Extract the text of every entry below exactly; leave images out.

* * * *

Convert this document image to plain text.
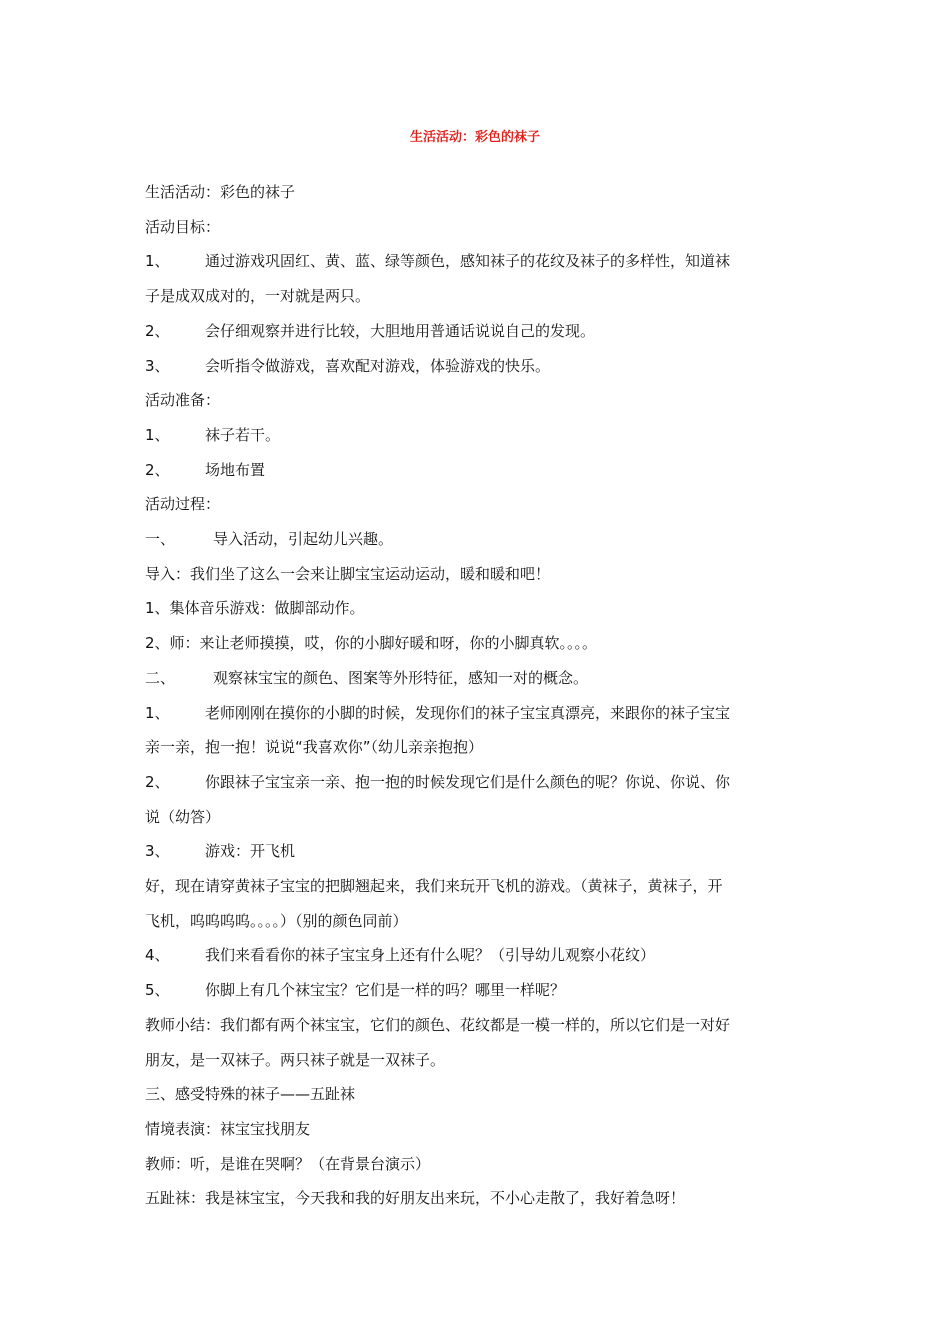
生活活动：彩色的袜子
生活活动：彩色的袜子
活动目标：
1、 通过游戏巩固红、黄、蓝、绿等颜色，感知袜子的花纹及袜子的多样性，知道袜
子是成双成对的，一对就是两只。
2、 会仔细观察并进行比较，大胆地用普通话说说自己的发现。
3、 会听指令做游戏，喜欢配对游戏，体验游戏的快乐。
活动准备：
1、 袜子若干。
2、 场地布置
活动过程：
一、	导入活动，引起幼儿兴趣。
导入：我们坐了这么一会来让脚宝宝运动运动，暖和暖和吧！
1、集体音乐游戏：做脚部动作。
2、师：来让老师摸摸，哎，你的小脚好暖和呀，你的小脚真软。。。。
二、	观察袜宝宝的颜色、图案等外形特征，感知一对的概念。
1、 老师刚刚在摸你的小脚的时候，发现你们的袜子宝宝真漂亮，来跟你的袜子宝宝
亲一亲，抱一抱！说说“我喜欢你”（幼儿亲亲抱抱）
2、 你跟袜子宝宝亲一亲、抱一抱的时候发现它们是什么颜色的呢？你说、你说、你
说（幼答）
3、 游戏：开飞机
好，现在请穿黄袜子宝宝的把脚翘起来，我们来玩开飞机的游戏。（黄袜子，黄袜子，开
飞机，呜呜呜呜。。。。）（别的颜色同前）
4、 我们来看看你的袜子宝宝身上还有什么呢？（引导幼儿观察小花纹）
5、 你脚上有几个袜宝宝？它们是一样的吗？哪里一样呢？
教师小结：我们都有两个袜宝宝，它们的颜色、花纹都是一模一样的，所以它们是一对好
朋友，是一双袜子。两只袜子就是一双袜子。
三、感受特殊的袜子——五趾袜
情境表演：袜宝宝找朋友
教师：听，是谁在哭啊？（在背景台演示）
五趾袜：我是袜宝宝，今天我和我的好朋友出来玩，不小心走散了，我好着急呀！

* * * *

Solution for this exercise:
Convert this document image to plain text.
生活活动：彩色的袜子
生活活动：彩色的袜子
活动目标：
1、 通过游戏巩固红、黄、蓝、绿等颜色，感知袜子的花纹及袜子的多样性，知道袜
子是成双成对的，一对就是两只。
2、 会仔细观察并进行比较，大胆地用普通话说说自己的发现。
3、 会听指令做游戏，喜欢配对游戏，体验游戏的快乐。
活动准备：
1、 袜子若干。
2、 场地布置
活动过程：
一、	导入活动，引起幼儿兴趣。
导入：我们坐了这么一会来让脚宝宝运动运动，暖和暖和吧！
1、集体音乐游戏：做脚部动作。
2、师：来让老师摸摸，哎，你的小脚好暖和呀，你的小脚真软。。。。
二、	观察袜宝宝的颜色、图案等外形特征，感知一对的概念。
1、 老师刚刚在摸你的小脚的时候，发现你们的袜子宝宝真漂亮，来跟你的袜子宝宝
亲一亲，抱一抱！说说“我喜欢你”（幼儿亲亲抱抱）
2、 你跟袜子宝宝亲一亲、抱一抱的时候发现它们是什么颜色的呢？你说、你说、你
说（幼答）
3、 游戏：开飞机
好，现在请穿黄袜子宝宝的把脚翘起来，我们来玩开飞机的游戏。（黄袜子，黄袜子，开
飞机，呜呜呜呜。。。。）（别的颜色同前）
4、 我们来看看你的袜子宝宝身上还有什么呢？（引导幼儿观察小花纹）
5、 你脚上有几个袜宝宝？它们是一样的吗？哪里一样呢？
教师小结：我们都有两个袜宝宝，它们的颜色、花纹都是一模一样的，所以它们是一对好
朋友，是一双袜子。两只袜子就是一双袜子。
三、感受特殊的袜子——五趾袜
情境表演：袜宝宝找朋友
教师：听，是谁在哭啊？（在背景台演示）
五趾袜：我是袜宝宝，今天我和我的好朋友出来玩，不小心走散了，我好着急呀！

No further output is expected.